Compito da svolgere:
Prosegui il brano su Tamora nel Titus Andronicus, riprendendo subito dopo la sua ultima frase.

Brano:
-*-
L’opera di Shakespeare Titus Andronicus è da sempre stata una delle tragedie più oscure e difficili da comprendere, in cui la violenza e la vendetta si intrecciano in una spirale che trascina tutti i personaggi verso la loro rovina. Ma nel tentativo di dare una lettura contemporanea di quest’opera, è interessante osservare come la figura di Tamora, la principale antagonista, venga a essere vista non solo come una villain, ma anche come una vittima, il che ne eleva la causa e complica la divisione netta tra il bene e il male. Così facendo, l’opera non rimane confinata a un semplice melodramma di civiltà contro barbarie, ma ci invita a riflettere sul concetto di giustizia e su come essa si manifesti in contesti di disuguaglianza.
-*-
Estratto dei dati:

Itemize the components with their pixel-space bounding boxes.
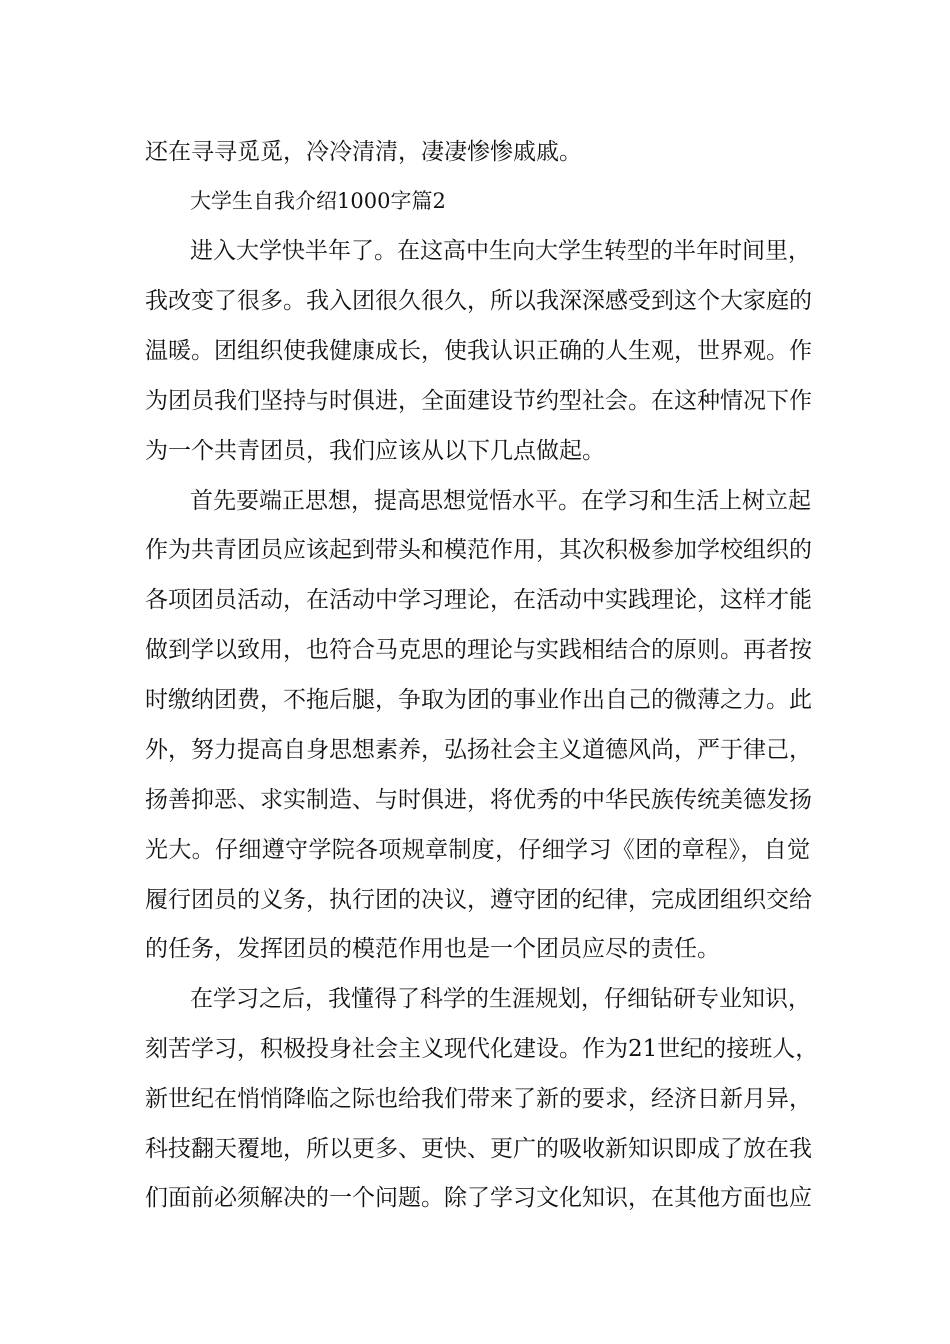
section-heading: 大学生自我介绍1000字篇2 [190, 189, 446, 213]
paragraph-line: 首先要端正思想，提高思想觉悟水平。在学习和生活上树立起 [190, 488, 811, 514]
paragraph-line: 的任务，发挥团员的模范作用也是一个团员应尽的责任。 [145, 936, 720, 962]
paragraph-line: 进入大学快半年了。在这高中生向大学生转型的半年时间里， [190, 238, 811, 264]
paragraph-line: 还在寻寻觅觅，冷冷清清，凄凄惨惨戚戚。 [145, 139, 582, 165]
paragraph-line: 为一个共青团员，我们应该从以下几点做起。 [145, 438, 605, 464]
paragraph-line: 在学习之后，我懂得了科学的生涯规划，仔细钻研专业知识， [190, 986, 811, 1012]
paragraph-line: 温暖。团组织使我健康成长，使我认识正确的人生观，世界观。作 [145, 338, 812, 364]
paragraph-line: 作为共青团员应该起到带头和模范作用，其次积极参加学校组织的 [145, 537, 812, 563]
paragraph-line: 外，努力提高自身思想素养，弘扬社会主义道德风尚，严于律己， [145, 737, 812, 763]
paragraph-line: 时缴纳团费，不拖后腿，争取为团的事业作出自己的微薄之力。此 [145, 687, 812, 713]
paragraph-line: 刻苦学习，积极投身社会主义现代化建设。作为21世纪的接班人， [145, 1036, 819, 1062]
paragraph-line: 做到学以致用，也符合马克思的理论与实践相结合的原则。再者按 [145, 637, 812, 663]
paragraph-line: 履行团员的义务，执行团的决议，遵守团的纪律，完成团组织交给 [145, 887, 812, 913]
paragraph-line: 扬善抑恶、求实制造、与时俱进，将优秀的中华民族传统美德发扬 [145, 787, 812, 813]
paragraph-line: 新世纪在悄悄降临之际也给我们带来了新的要求，经济日新月异， [145, 1086, 812, 1112]
paragraph-line: 光大。仔细遵守学院各项规章制度，仔细学习《团的章程》，自觉 [145, 837, 810, 863]
paragraph-line: 为团员我们坚持与时俱进，全面建设节约型社会。在这种情况下作 [145, 388, 812, 414]
paragraph-line: 各项团员活动，在活动中学习理论，在活动中实践理论，这样才能 [145, 587, 812, 613]
paragraph-line: 我改变了很多。我入团很久很久，所以我深深感受到这个大家庭的 [145, 288, 812, 314]
paragraph-line: 科技翻天覆地，所以更多、更快、更广的吸收新知识即成了放在我 [145, 1136, 812, 1162]
paragraph-line: 们面前必须解决的一个问题。除了学习文化知识，在其他方面也应 [145, 1185, 812, 1211]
-*-
Risposta al compito:
In quest’ottica, l’adattamento di Titus Andronicus proposto da Bannon mostra una lettura radicalmente diversa. Nella sua versione, i protagonisti, gli Andronicii, vengono descritti come una razza “pura” e “nobile” che trae forza da un’aria stellare e si dedica a difendere la Terra. Questi guerrieri celesti, ibridi tra umani e spiriti, contrastano con le forze oscure rappresentate dai “Shades,” ovvero i Goths. Un gioco di luci e ombre, simbolo tradizionale del conflitto tra il bene e il male, diventa il nucleo centrale della trama, con la razza degli Andronicii che simboleggia la luce e gli Shades che incarnano l’oscurità. A questo contrasto si aggiunge la figura di Aaron, un personaggio che nella versione originale di Shakespeare è stereotipato come il Moro malvagio, ma che nell’adattamento di Bannon assume una dimensione misteriosa e carismatica, portando con sé un fascino oscuro, quasi animale, come il dio Pan.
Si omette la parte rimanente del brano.